* **Request**
Transcribe every line, keeping it exact.

==== Records supplied ====

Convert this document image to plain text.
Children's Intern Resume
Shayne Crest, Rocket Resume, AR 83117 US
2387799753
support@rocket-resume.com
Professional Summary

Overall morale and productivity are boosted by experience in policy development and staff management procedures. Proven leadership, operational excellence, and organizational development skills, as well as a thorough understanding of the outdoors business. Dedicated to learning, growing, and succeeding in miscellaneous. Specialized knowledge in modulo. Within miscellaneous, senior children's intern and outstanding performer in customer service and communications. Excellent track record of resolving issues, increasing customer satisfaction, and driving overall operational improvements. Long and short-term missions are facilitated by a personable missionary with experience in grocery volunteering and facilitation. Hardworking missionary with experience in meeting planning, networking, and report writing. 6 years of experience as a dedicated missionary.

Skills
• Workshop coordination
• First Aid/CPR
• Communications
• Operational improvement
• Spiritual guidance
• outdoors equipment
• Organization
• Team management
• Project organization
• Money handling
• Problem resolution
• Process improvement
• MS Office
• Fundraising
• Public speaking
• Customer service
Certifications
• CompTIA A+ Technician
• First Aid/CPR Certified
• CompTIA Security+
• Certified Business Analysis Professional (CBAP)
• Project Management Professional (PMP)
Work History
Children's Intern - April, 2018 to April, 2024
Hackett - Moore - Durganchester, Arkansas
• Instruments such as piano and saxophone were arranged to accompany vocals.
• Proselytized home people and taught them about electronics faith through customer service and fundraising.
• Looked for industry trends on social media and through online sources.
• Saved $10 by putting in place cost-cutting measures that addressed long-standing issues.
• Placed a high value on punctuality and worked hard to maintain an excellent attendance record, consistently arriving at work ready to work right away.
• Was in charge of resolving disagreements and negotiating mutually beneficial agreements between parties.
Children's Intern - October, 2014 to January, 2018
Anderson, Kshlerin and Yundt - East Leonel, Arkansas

====

* **Full response**
Convert this document image to plain text.
Children's Intern Resume
Shayne Crest, Rocket Resume, AR 83117 US
2387799753
support@rocket-resume.com
Professional Summary

Overall morale and productivity are boosted by experience in policy development and staff management procedures. Proven leadership, operational excellence, and organizational development skills, as well as a thorough understanding of the outdoors business. Dedicated to learning, growing, and succeeding in miscellaneous. Specialized knowledge in modulo. Within miscellaneous, senior children's intern and outstanding performer in customer service and communications. Excellent track record of resolving issues, increasing customer satisfaction, and driving overall operational improvements. Long and short-term missions are facilitated by a personable missionary with experience in grocery volunteering and facilitation. Hardworking missionary with experience in meeting planning, networking, and report writing. 6 years of experience as a dedicated missionary.

Skills
• Workshop coordination
• First Aid/CPR
• Communications
• Operational improvement
• Spiritual guidance
• outdoors equipment
• Organization
• Team management
• Project organization
• Money handling
• Problem resolution
• Process improvement
• MS Office
• Fundraising
• Public speaking
• Customer service
Certifications
• CompTIA A+ Technician
• First Aid/CPR Certified
• CompTIA Security+
• Certified Business Analysis Professional (CBAP)
• Project Management Professional (PMP)
Work History
Children's Intern - April, 2018 to April, 2024
Hackett - Moore - Durganchester, Arkansas
• Instruments such as piano and saxophone were arranged to accompany vocals.
• Proselytized home people and taught them about electronics faith through customer service and fundraising.
• Looked for industry trends on social media and through online sources.
• Saved $10 by putting in place cost-cutting measures that addressed long-standing issues.
• Placed a high value on punctuality and worked hard to maintain an excellent attendance record, consistently arriving at work ready to work right away.
• Was in charge of resolving disagreements and negotiating mutually beneficial agreements between parties.
Children's Intern - October, 2014 to January, 2018
Anderson, Kshlerin and Yundt - East Leonel, Arkansas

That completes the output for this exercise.